Collected data:
──────────────────────────────
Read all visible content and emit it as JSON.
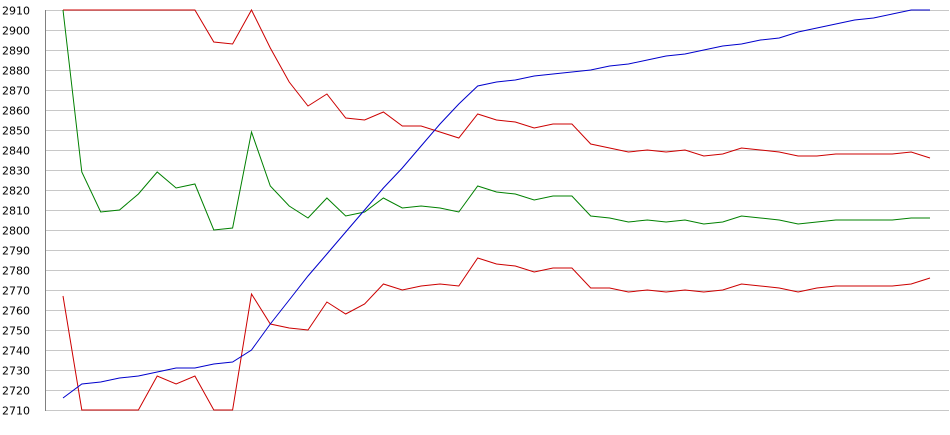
{
  "chart_data": {
    "type": "line",
    "title": "",
    "xlabel": "",
    "ylabel": "",
    "ylim": [
      2710,
      2910
    ],
    "y_ticks": [
      2710,
      2720,
      2730,
      2740,
      2750,
      2760,
      2770,
      2780,
      2790,
      2800,
      2810,
      2820,
      2830,
      2840,
      2850,
      2860,
      2870,
      2880,
      2890,
      2900,
      2910
    ],
    "y_tick_labels": [
      "2710",
      "2720",
      "2730",
      "2740",
      "2750",
      "2760",
      "2770",
      "2780",
      "2790",
      "2800",
      "2810",
      "2820",
      "2830",
      "2840",
      "2850",
      "2860",
      "2870",
      "2880",
      "2890",
      "2900",
      "2910"
    ],
    "grid": "horizontal",
    "x": [
      1,
      2,
      3,
      4,
      5,
      6,
      7,
      8,
      9,
      10,
      11,
      12,
      13,
      14,
      15,
      16,
      17,
      18,
      19,
      20,
      21,
      22,
      23,
      24,
      25,
      26,
      27,
      28,
      29,
      30,
      31,
      32,
      33,
      34,
      35,
      36,
      37,
      38,
      39,
      40,
      41,
      42,
      43,
      44,
      45,
      46,
      47
    ],
    "series": [
      {
        "color": "#cc0000",
        "values": [
          2910,
          2910,
          2910,
          2910,
          2910,
          2910,
          2910,
          2910,
          2894,
          2893,
          2910,
          2891,
          2874,
          2862,
          2868,
          2856,
          2855,
          2859,
          2852,
          2852,
          2849,
          2846,
          2858,
          2855,
          2854,
          2851,
          2853,
          2853,
          2843,
          2841,
          2839,
          2840,
          2839,
          2840,
          2837,
          2838,
          2841,
          2840,
          2839,
          2837,
          2837,
          2838,
          2838,
          2838,
          2838,
          2839,
          2836
        ]
      },
      {
        "color": "#008000",
        "values": [
          2910,
          2829,
          2809,
          2810,
          2818,
          2829,
          2821,
          2823,
          2800,
          2801,
          2849,
          2822,
          2812,
          2806,
          2816,
          2807,
          2809,
          2816,
          2811,
          2812,
          2811,
          2809,
          2822,
          2819,
          2818,
          2815,
          2817,
          2817,
          2807,
          2806,
          2804,
          2805,
          2804,
          2805,
          2803,
          2804,
          2807,
          2806,
          2805,
          2803,
          2804,
          2805,
          2805,
          2805,
          2805,
          2806,
          2806
        ]
      },
      {
        "color": "#cc0000",
        "values": [
          2767,
          2710,
          2710,
          2710,
          2710,
          2727,
          2723,
          2727,
          2710,
          2710,
          2768,
          2753,
          2751,
          2750,
          2764,
          2758,
          2763,
          2773,
          2770,
          2772,
          2773,
          2772,
          2786,
          2783,
          2782,
          2779,
          2781,
          2781,
          2771,
          2771,
          2769,
          2770,
          2769,
          2770,
          2769,
          2770,
          2773,
          2772,
          2771,
          2769,
          2771,
          2772,
          2772,
          2772,
          2772,
          2773,
          2776
        ]
      },
      {
        "color": "#0000cc",
        "values": [
          2716,
          2723,
          2724,
          2726,
          2727,
          2729,
          2731,
          2731,
          2733,
          2734,
          2740,
          2753,
          2765,
          2777,
          2788,
          2799,
          2810,
          2821,
          2831,
          2842,
          2853,
          2863,
          2872,
          2874,
          2875,
          2877,
          2878,
          2879,
          2880,
          2882,
          2883,
          2885,
          2887,
          2888,
          2890,
          2892,
          2893,
          2895,
          2896,
          2899,
          2901,
          2903,
          2905,
          2906,
          2908,
          2910,
          2912
        ]
      }
    ]
  }
}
──────────────────────────────
Copy the listing word for word, excluding its pictures.

Read all visible content and emit it as JSON.
{
  "chart_data": {
    "type": "line",
    "title": "",
    "xlabel": "",
    "ylabel": "",
    "ylim": [
      2710,
      2910
    ],
    "y_ticks": [
      2710,
      2720,
      2730,
      2740,
      2750,
      2760,
      2770,
      2780,
      2790,
      2800,
      2810,
      2820,
      2830,
      2840,
      2850,
      2860,
      2870,
      2880,
      2890,
      2900,
      2910
    ],
    "y_tick_labels": [
      "2710",
      "2720",
      "2730",
      "2740",
      "2750",
      "2760",
      "2770",
      "2780",
      "2790",
      "2800",
      "2810",
      "2820",
      "2830",
      "2840",
      "2850",
      "2860",
      "2870",
      "2880",
      "2890",
      "2900",
      "2910"
    ],
    "grid": "horizontal",
    "x": [
      1,
      2,
      3,
      4,
      5,
      6,
      7,
      8,
      9,
      10,
      11,
      12,
      13,
      14,
      15,
      16,
      17,
      18,
      19,
      20,
      21,
      22,
      23,
      24,
      25,
      26,
      27,
      28,
      29,
      30,
      31,
      32,
      33,
      34,
      35,
      36,
      37,
      38,
      39,
      40,
      41,
      42,
      43,
      44,
      45,
      46,
      47
    ],
    "series": [
      {
        "color": "#cc0000",
        "values": [
          2910,
          2910,
          2910,
          2910,
          2910,
          2910,
          2910,
          2910,
          2894,
          2893,
          2910,
          2891,
          2874,
          2862,
          2868,
          2856,
          2855,
          2859,
          2852,
          2852,
          2849,
          2846,
          2858,
          2855,
          2854,
          2851,
          2853,
          2853,
          2843,
          2841,
          2839,
          2840,
          2839,
          2840,
          2837,
          2838,
          2841,
          2840,
          2839,
          2837,
          2837,
          2838,
          2838,
          2838,
          2838,
          2839,
          2836
        ]
      },
      {
        "color": "#008000",
        "values": [
          2910,
          2829,
          2809,
          2810,
          2818,
          2829,
          2821,
          2823,
          2800,
          2801,
          2849,
          2822,
          2812,
          2806,
          2816,
          2807,
          2809,
          2816,
          2811,
          2812,
          2811,
          2809,
          2822,
          2819,
          2818,
          2815,
          2817,
          2817,
          2807,
          2806,
          2804,
          2805,
          2804,
          2805,
          2803,
          2804,
          2807,
          2806,
          2805,
          2803,
          2804,
          2805,
          2805,
          2805,
          2805,
          2806,
          2806
        ]
      },
      {
        "color": "#cc0000",
        "values": [
          2767,
          2710,
          2710,
          2710,
          2710,
          2727,
          2723,
          2727,
          2710,
          2710,
          2768,
          2753,
          2751,
          2750,
          2764,
          2758,
          2763,
          2773,
          2770,
          2772,
          2773,
          2772,
          2786,
          2783,
          2782,
          2779,
          2781,
          2781,
          2771,
          2771,
          2769,
          2770,
          2769,
          2770,
          2769,
          2770,
          2773,
          2772,
          2771,
          2769,
          2771,
          2772,
          2772,
          2772,
          2772,
          2773,
          2776
        ]
      },
      {
        "color": "#0000cc",
        "values": [
          2716,
          2723,
          2724,
          2726,
          2727,
          2729,
          2731,
          2731,
          2733,
          2734,
          2740,
          2753,
          2765,
          2777,
          2788,
          2799,
          2810,
          2821,
          2831,
          2842,
          2853,
          2863,
          2872,
          2874,
          2875,
          2877,
          2878,
          2879,
          2880,
          2882,
          2883,
          2885,
          2887,
          2888,
          2890,
          2892,
          2893,
          2895,
          2896,
          2899,
          2901,
          2903,
          2905,
          2906,
          2908,
          2910,
          2912
        ]
      }
    ]
  }
}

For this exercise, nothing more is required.